Exercise data →
::::

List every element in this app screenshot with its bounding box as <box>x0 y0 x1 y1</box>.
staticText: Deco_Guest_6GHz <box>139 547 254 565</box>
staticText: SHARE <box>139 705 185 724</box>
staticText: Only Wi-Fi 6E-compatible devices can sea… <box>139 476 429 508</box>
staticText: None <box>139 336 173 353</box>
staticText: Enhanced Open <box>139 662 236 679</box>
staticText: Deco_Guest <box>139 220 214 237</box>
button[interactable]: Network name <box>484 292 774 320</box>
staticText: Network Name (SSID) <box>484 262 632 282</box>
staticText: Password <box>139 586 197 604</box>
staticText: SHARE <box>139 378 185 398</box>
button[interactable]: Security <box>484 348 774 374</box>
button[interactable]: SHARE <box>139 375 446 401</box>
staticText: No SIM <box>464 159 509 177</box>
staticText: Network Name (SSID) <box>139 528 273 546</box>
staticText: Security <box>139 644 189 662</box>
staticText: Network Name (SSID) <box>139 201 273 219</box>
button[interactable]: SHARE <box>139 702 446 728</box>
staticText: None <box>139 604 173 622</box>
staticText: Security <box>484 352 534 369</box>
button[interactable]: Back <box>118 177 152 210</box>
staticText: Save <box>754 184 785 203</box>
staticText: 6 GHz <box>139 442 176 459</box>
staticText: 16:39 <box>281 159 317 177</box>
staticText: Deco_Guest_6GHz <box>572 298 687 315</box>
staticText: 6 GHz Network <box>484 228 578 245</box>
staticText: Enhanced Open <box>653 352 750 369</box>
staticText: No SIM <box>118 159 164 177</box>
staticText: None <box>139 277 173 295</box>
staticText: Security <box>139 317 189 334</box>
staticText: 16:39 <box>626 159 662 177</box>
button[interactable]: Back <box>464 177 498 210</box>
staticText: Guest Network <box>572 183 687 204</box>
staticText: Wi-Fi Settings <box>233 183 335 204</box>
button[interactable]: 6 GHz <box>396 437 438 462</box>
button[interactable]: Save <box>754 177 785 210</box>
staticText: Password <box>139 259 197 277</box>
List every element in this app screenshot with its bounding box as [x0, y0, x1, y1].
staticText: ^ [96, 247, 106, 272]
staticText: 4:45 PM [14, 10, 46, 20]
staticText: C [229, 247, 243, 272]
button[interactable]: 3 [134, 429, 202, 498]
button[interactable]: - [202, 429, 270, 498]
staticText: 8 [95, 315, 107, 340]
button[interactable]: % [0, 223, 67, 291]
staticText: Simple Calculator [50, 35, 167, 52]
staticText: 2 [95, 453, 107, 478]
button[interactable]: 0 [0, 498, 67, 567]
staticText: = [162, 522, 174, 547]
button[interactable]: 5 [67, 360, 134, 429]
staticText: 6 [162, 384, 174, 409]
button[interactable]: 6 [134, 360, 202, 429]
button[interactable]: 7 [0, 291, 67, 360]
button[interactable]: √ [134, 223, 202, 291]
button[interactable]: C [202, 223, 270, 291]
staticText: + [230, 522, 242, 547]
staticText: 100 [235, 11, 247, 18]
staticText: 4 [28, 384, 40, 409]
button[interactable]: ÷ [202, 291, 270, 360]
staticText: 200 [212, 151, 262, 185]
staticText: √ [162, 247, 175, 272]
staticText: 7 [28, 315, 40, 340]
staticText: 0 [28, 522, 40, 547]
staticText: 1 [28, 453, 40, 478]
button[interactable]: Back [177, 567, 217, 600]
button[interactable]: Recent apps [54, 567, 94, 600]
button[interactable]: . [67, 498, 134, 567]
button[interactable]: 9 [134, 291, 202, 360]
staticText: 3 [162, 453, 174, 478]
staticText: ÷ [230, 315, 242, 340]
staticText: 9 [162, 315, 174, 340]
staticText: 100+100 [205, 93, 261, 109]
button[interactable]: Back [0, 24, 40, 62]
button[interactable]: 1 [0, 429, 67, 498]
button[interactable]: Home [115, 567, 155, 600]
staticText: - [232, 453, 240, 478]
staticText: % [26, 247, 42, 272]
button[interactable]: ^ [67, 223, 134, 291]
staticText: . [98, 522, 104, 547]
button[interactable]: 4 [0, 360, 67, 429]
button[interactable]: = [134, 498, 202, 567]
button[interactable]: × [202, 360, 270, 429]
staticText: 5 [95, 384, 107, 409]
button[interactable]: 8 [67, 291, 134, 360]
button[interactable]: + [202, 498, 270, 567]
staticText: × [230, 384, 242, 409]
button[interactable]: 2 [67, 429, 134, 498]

::::

Set down unchanged the lines above, starting at the very first one and ending at the line that contains "button[interactable]: Back <box>464", both included.

Written answer →
List every element in this app screenshot with its bounding box as <box>x0 y0 x1 y1</box>.
staticText: Deco_Guest_6GHz <box>139 547 254 565</box>
staticText: SHARE <box>139 705 185 724</box>
staticText: Only Wi-Fi 6E-compatible devices can sea… <box>139 476 429 508</box>
staticText: None <box>139 336 173 353</box>
staticText: Enhanced Open <box>139 662 236 679</box>
staticText: Deco_Guest <box>139 220 214 237</box>
button[interactable]: Network name <box>484 292 774 320</box>
staticText: Network Name (SSID) <box>484 262 632 282</box>
staticText: Password <box>139 586 197 604</box>
staticText: SHARE <box>139 378 185 398</box>
button[interactable]: Security <box>484 348 774 374</box>
button[interactable]: SHARE <box>139 375 446 401</box>
staticText: No SIM <box>464 159 509 177</box>
staticText: Network Name (SSID) <box>139 528 273 546</box>
staticText: Security <box>139 644 189 662</box>
staticText: Network Name (SSID) <box>139 201 273 219</box>
button[interactable]: SHARE <box>139 702 446 728</box>
staticText: None <box>139 604 173 622</box>
staticText: Security <box>484 352 534 369</box>
button[interactable]: Back <box>118 177 152 210</box>
staticText: Save <box>754 184 785 203</box>
staticText: 6 GHz <box>139 442 176 459</box>
staticText: 16:39 <box>281 159 317 177</box>
staticText: Deco_Guest_6GHz <box>572 298 687 315</box>
staticText: 6 GHz Network <box>484 228 578 245</box>
staticText: Enhanced Open <box>653 352 750 369</box>
staticText: No SIM <box>118 159 164 177</box>
staticText: None <box>139 277 173 295</box>
staticText: Security <box>139 317 189 334</box>
staticText: 16:39 <box>626 159 662 177</box>
button[interactable]: Back <box>464 177 498 210</box>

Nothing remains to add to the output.